▶ GIVEN EXERCISE
Scan the entries below for the word "الحديث". Copy each line that has it.

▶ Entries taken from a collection
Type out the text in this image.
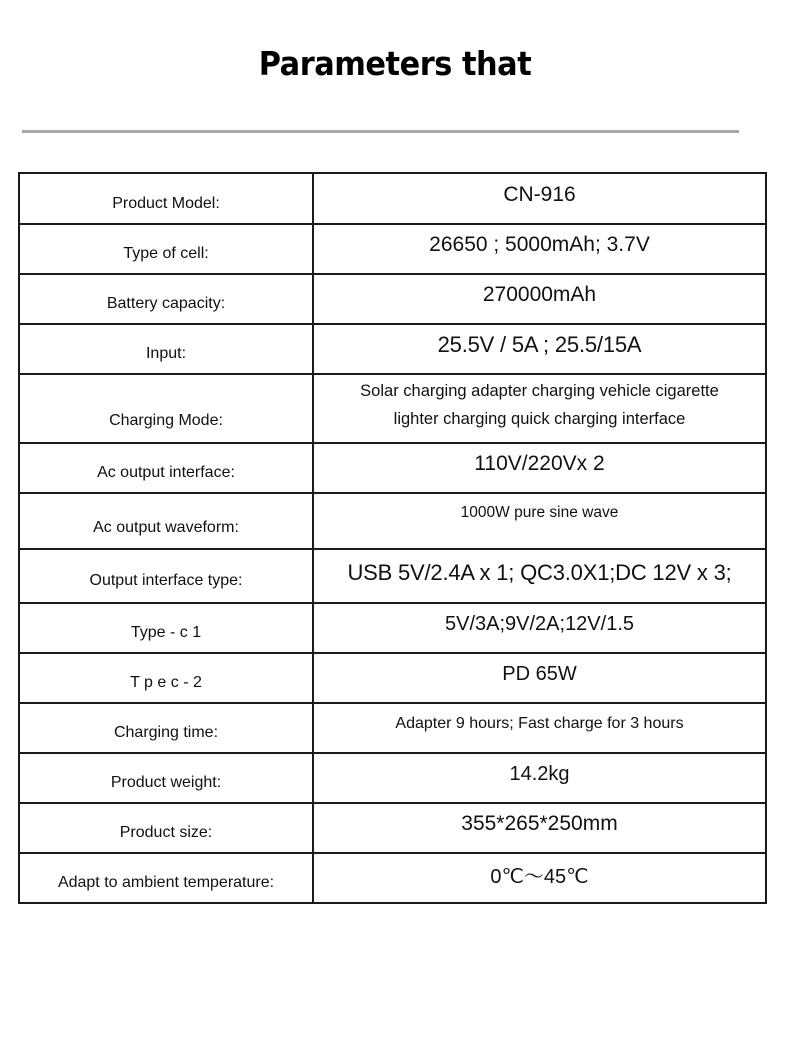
Parameters that
Product Model:	CN-916

Type of cell:	26650 ; 5000mAh; 3.7V

Battery capacity:	270000mAh

Input:	25.5V / 5A ; 25.5/15A

Charging Mode:	Solar charging adapter charging vehicle cigarette lighter charging quick charging interface

Ac output interface:	110V/220Vx 2

Ac output waveform:	1000W pure sine wave

Output interface type:	USB 5V/2.4A x 1; QC3.0X1;DC 12V x 3;

Type - c 1	5V/3A;9V/2A;12V/1.5

T p e c - 2	PD 65W

Charging time:	Adapter 9 hours; Fast charge for 3 hours

Product weight:	14.2kg

Product size:	355*265*250mm

Adapt to ambient temperature:	0℃～45℃
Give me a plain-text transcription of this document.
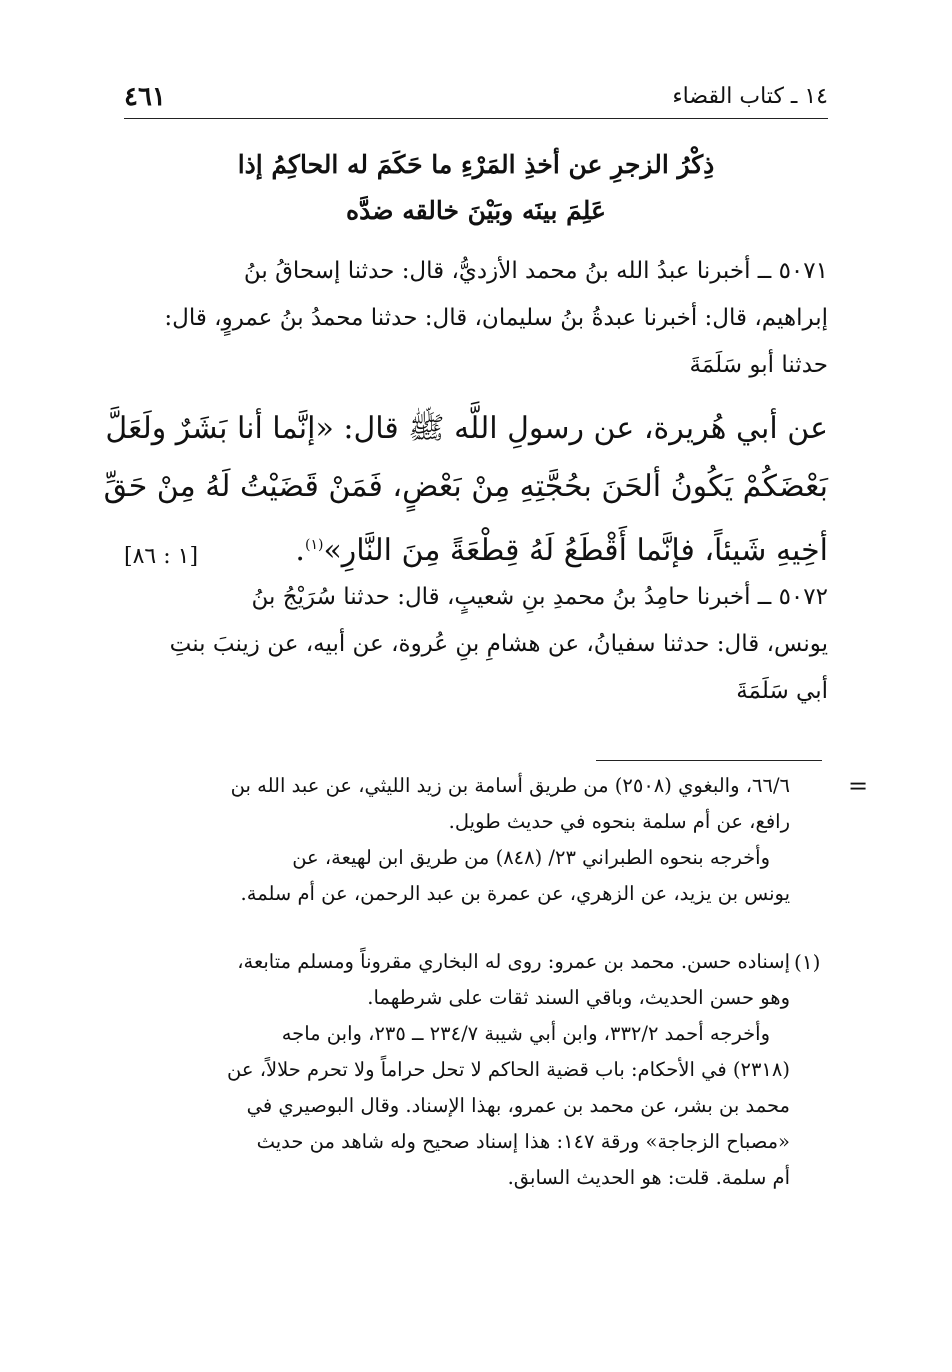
١٤ ـ كتاب القضاء
٤٦١
ذِكْرُ الزجرِ عن أخذِ المَرْءِ ما حَكَمَ له الحاكِمُ إذا
عَلِمَ بينَه وبَيْنَ خالقه ضدَّه
٥٠٧١ ــ أخبرنا عبدُ الله بنُ محمد الأزديُّ، قال: حدثنا إسحاقُ بنُ
إبراهيم، قال: أخبرنا عبدةُ بنُ سليمان، قال: حدثنا محمدُ بنُ عمروٍ، قال:
حدثنا أبو سَلَمَةَ
عن أبي هُريرة، عن رسولِ اللَّه ﷺ قال: «إنَّما أنا بَشَرٌ ولَعَلَّ
بَعْضَكُمْ يَكُونُ ألحَنَ بحُجَّتِهِ مِنْ بَعْضٍ، فَمَنْ قَضَيْتُ لَهُ مِنْ حَقِّ
أخِيهِ شَيئاً، فإنَّما أَقْطَعُ لَهُ قِطْعَةً مِنَ النَّارِ»$^{(١)}$.
[١ : ٨٦]
٥٠٧٢ ــ أخبرنا حامِدُ بنُ محمدِ بنِ شعيبٍ، قال: حدثنا سُرَيْجُ بنُ
يونس، قال: حدثنا سفيانُ، عن هشامِ بنِ عُروة، عن أبيه، عن زينبَ بنتِ
أبي سَلَمَةَ
=
٦٦/٦، والبغوي (٢٥٠٨) من طريق أسامة بن زيد الليثي، عن عبد الله بن
رافع، عن أم سلمة بنحوه في حديث طويل.
وأخرجه بنحوه الطبراني ٢٣/ (٨٤٨) من طريق ابن لهيعة، عن
يونس بن يزيد، عن الزهري، عن عمرة بن عبد الرحمن، عن أم سلمة.
(١)
إسناده حسن. محمد بن عمرو: روى له البخاري مقروناً ومسلم متابعة،
وهو حسن الحديث، وباقي السند ثقات على شرطهما.
وأخرجه أحمد ٣٣٢/٢، وابن أبي شيبة ٢٣٤/٧ ــ ٢٣٥، وابن ماجه
(٢٣١٨) في الأحكام: باب قضية الحاكم لا تحل حراماً ولا تحرم حلالاً، عن
محمد بن بشر، عن محمد بن عمرو، بهذا الإسناد. وقال البوصيري في
«مصباح الزجاجة» ورقة ١٤٧: هذا إسناد صحيح وله شاهد من حديث
أم سلمة. قلت: هو الحديث السابق.
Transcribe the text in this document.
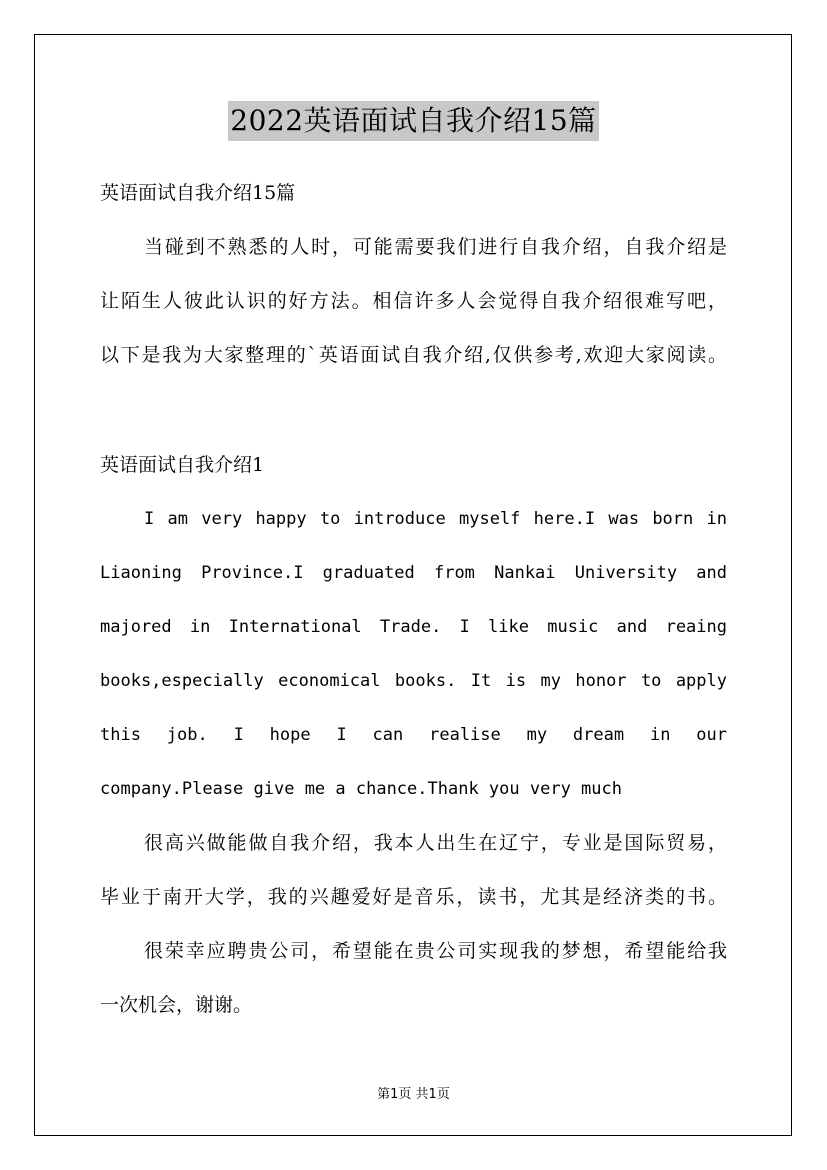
2022英语面试自我介绍15篇
英语面试自我介绍15篇
当碰到不熟悉的人时，可能需要我们进行自我介绍，自我介绍是
让陌生人彼此认识的好方法。相信许多人会觉得自我介绍很难写吧，
以下是我为大家整理的`英语面试自我介绍,仅供参考,欢迎大家阅读。
英语面试自我介绍1
I am very happy to introduce myself here.I was born in
Liaoning Province.I graduated from Nankai University and
majored in International Trade. I like music and reaing
books,especially economical books. It is my honor to apply
this job. I hope I can realise my dream in our
company.Please give me a chance.Thank you very much
很高兴做能做自我介绍，我本人出生在辽宁，专业是国际贸易，
毕业于南开大学，我的兴趣爱好是音乐，读书，尤其是经济类的书。
很荣幸应聘贵公司，希望能在贵公司实现我的梦想，希望能给我
一次机会，谢谢。
第1页 共1页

▶ FULL OUTPUT
وهو حسن الحديث، وباقي السند ثقات على شرطهما.
أم سلمة. قلت: هو الحديث السابق.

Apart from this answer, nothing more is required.